== Given entries
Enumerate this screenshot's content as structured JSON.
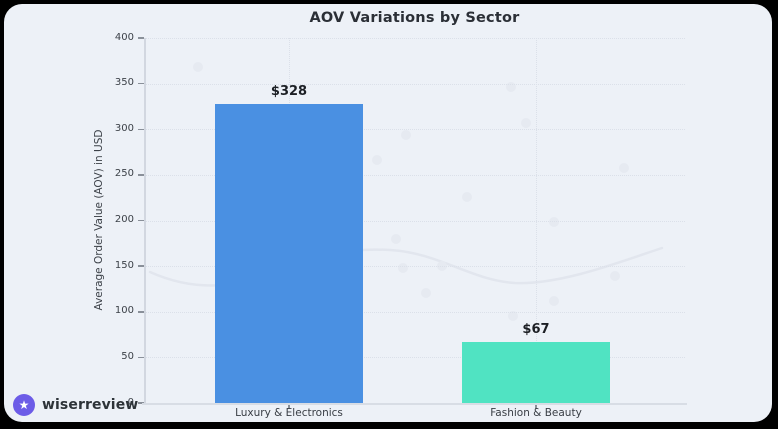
{
  "title": "AOV Variations by Sector",
  "branding": {
    "logo_text": "wiserreview",
    "logo_icon": "star-icon",
    "logo_color": "#6c5ce7"
  },
  "chart_data": {
    "type": "bar",
    "title": "AOV Variations by Sector",
    "categories": [
      "Luxury & Electronics",
      "Fashion & Beauty"
    ],
    "values": [
      328,
      67
    ],
    "value_labels": [
      "$328",
      "$67"
    ],
    "bar_colors": [
      "#4a90e2",
      "#50e3c2"
    ],
    "xlabel": "",
    "ylabel": "Average Order Value (AOV) in USD",
    "ylim": [
      0,
      400
    ],
    "yticks": [
      0,
      50,
      100,
      150,
      200,
      250,
      300,
      350,
      400
    ],
    "grid": true,
    "legend": "none"
  },
  "colors": {
    "frame": "#000000",
    "panel_bg": "#edf1f7",
    "grid": "#dbe0e9",
    "axis": "#d5dae3",
    "text_dark": "#2b2f36"
  }
}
====
▶ _What you will do_
Without the pictures, return all the records precisely as they stand.

▶ _Output of the task_
Enumerate this screenshot's content as structured JSON.
{
  "title": "AOV Variations by Sector",
  "branding": {
    "logo_text": "wiserreview",
    "logo_icon": "star-icon",
    "logo_color": "#6c5ce7"
  },
  "chart_data": {
    "type": "bar",
    "title": "AOV Variations by Sector",
    "categories": [
      "Luxury & Electronics",
      "Fashion & Beauty"
    ],
    "values": [
      328,
      67
    ],
    "value_labels": [
      "$328",
      "$67"
    ],
    "bar_colors": [
      "#4a90e2",
      "#50e3c2"
    ],
    "xlabel": "",
    "ylabel": "Average Order Value (AOV) in USD",
    "ylim": [
      0,
      400
    ],
    "yticks": [
      0,
      50,
      100,
      150,
      200,
      250,
      300,
      350,
      400
    ],
    "grid": true,
    "legend": "none"
  },
  "colors": {
    "frame": "#000000",
    "panel_bg": "#edf1f7",
    "grid": "#dbe0e9",
    "axis": "#d5dae3",
    "text_dark": "#2b2f36"
  }
}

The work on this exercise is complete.